### INSTRUCTION
Below are records to repeat exactly. Omit the pictures from the copy.

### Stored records
## begin
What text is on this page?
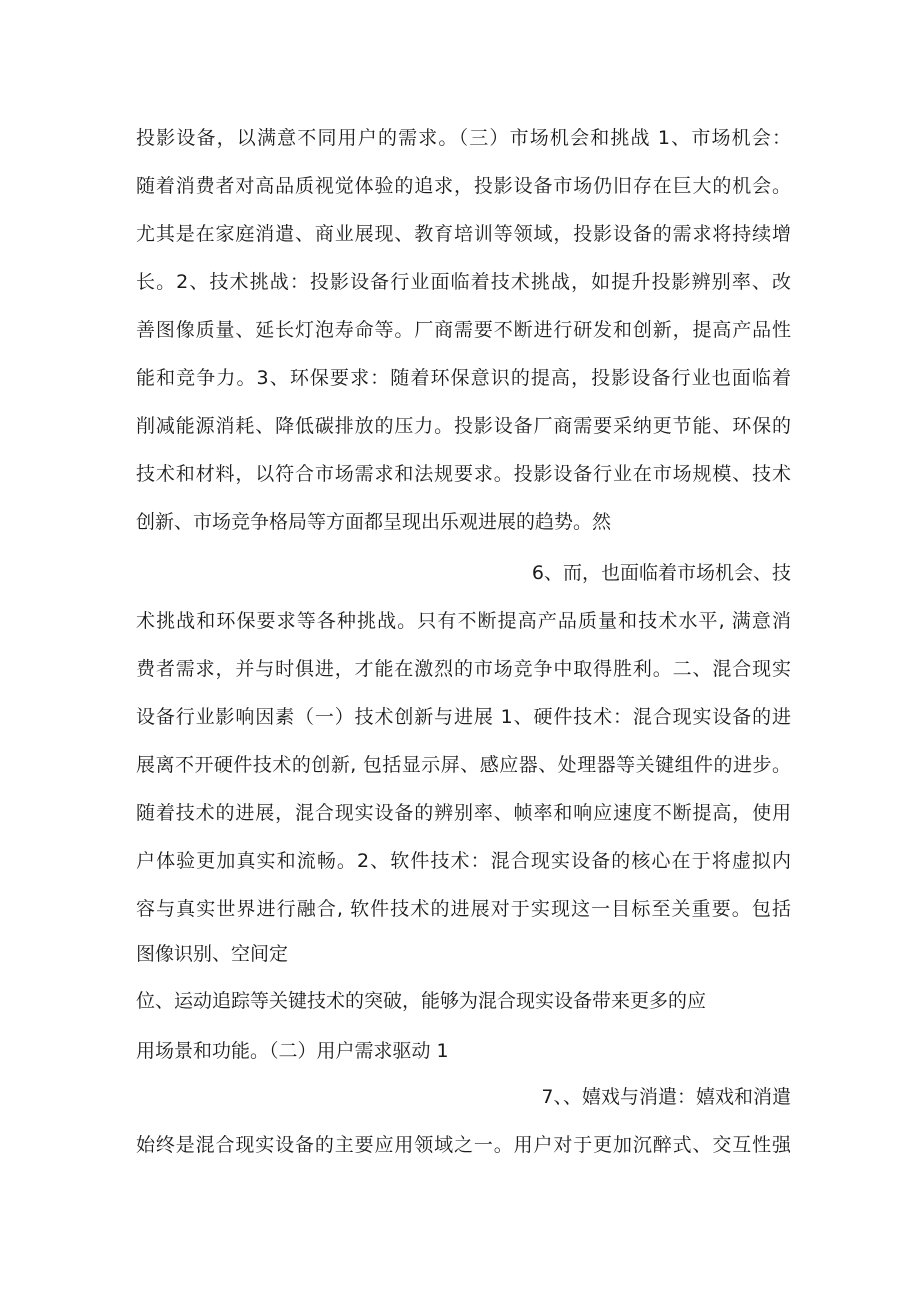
投影设备，以满意不同用户的需求。（三）市场机会和挑战 1、市场机会：
随着消费者对高品质视觉体验的追求，投影设备市场仍旧存在巨大的机会。
尤其是在家庭消遣、商业展现、教育培训等领域，投影设备的需求将持续增
长。2、技术挑战：投影设备行业面临着技术挑战，如提升投影辨别率、改
善图像质量、延长灯泡寿命等。厂商需要不断进行研发和创新，提高产品性
能和竞争力。3、环保要求：随着环保意识的提高，投影设备行业也面临着
削减能源消耗、降低碳排放的压力。投影设备厂商需要采纳更节能、环保的
技术和材料，以符合市场需求和法规要求。投影设备行业在市场规模、技术
创新、市场竞争格局等方面都呈现出乐观进展的趋势。然
6、而，也面临着市场机会、技
术挑战和环保要求等各种挑战。只有不断提高产品质量和技术水平, 满意消
费者需求，并与时俱进，才能在激烈的市场竞争中取得胜利。二、混合现实
设备行业影响因素（一）技术创新与进展 1、硬件技术：混合现实设备的进
展离不开硬件技术的创新, 包括显示屏、感应器、处理器等关键组件的进步。
随着技术的进展，混合现实设备的辨别率、帧率和响应速度不断提高，使用
户体验更加真实和流畅。2、软件技术：混合现实设备的核心在于将虚拟内
容与真实世界进行融合, 软件技术的进展对于实现这一目标至关重要。包括
图像识别、空间定
位、运动追踪等关键技术的突破，能够为混合现实设备带来更多的应
用场景和功能。（二）用户需求驱动 1
7、、嬉戏与消遣：嬉戏和消遣
始终是混合现实设备的主要应用领域之一。用户对于更加沉醉式、交互性强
## end
### EXERCISE SOLUTION
What text is on this page?
投影设备，以满意不同用户的需求。（三）市场机会和挑战 1、市场机会：
随着消费者对高品质视觉体验的追求，投影设备市场仍旧存在巨大的机会。
尤其是在家庭消遣、商业展现、教育培训等领域，投影设备的需求将持续增
长。2、技术挑战：投影设备行业面临着技术挑战，如提升投影辨别率、改
善图像质量、延长灯泡寿命等。厂商需要不断进行研发和创新，提高产品性
能和竞争力。3、环保要求：随着环保意识的提高，投影设备行业也面临着
削减能源消耗、降低碳排放的压力。投影设备厂商需要采纳更节能、环保的
技术和材料，以符合市场需求和法规要求。投影设备行业在市场规模、技术
创新、市场竞争格局等方面都呈现出乐观进展的趋势。然
6、而，也面临着市场机会、技
术挑战和环保要求等各种挑战。只有不断提高产品质量和技术水平, 满意消
费者需求，并与时俱进，才能在激烈的市场竞争中取得胜利。二、混合现实
设备行业影响因素（一）技术创新与进展 1、硬件技术：混合现实设备的进
展离不开硬件技术的创新, 包括显示屏、感应器、处理器等关键组件的进步。
随着技术的进展，混合现实设备的辨别率、帧率和响应速度不断提高，使用
户体验更加真实和流畅。2、软件技术：混合现实设备的核心在于将虚拟内
容与真实世界进行融合, 软件技术的进展对于实现这一目标至关重要。包括
图像识别、空间定
位、运动追踪等关键技术的突破，能够为混合现实设备带来更多的应
用场景和功能。（二）用户需求驱动 1
7、、嬉戏与消遣：嬉戏和消遣
始终是混合现实设备的主要应用领域之一。用户对于更加沉醉式、交互性强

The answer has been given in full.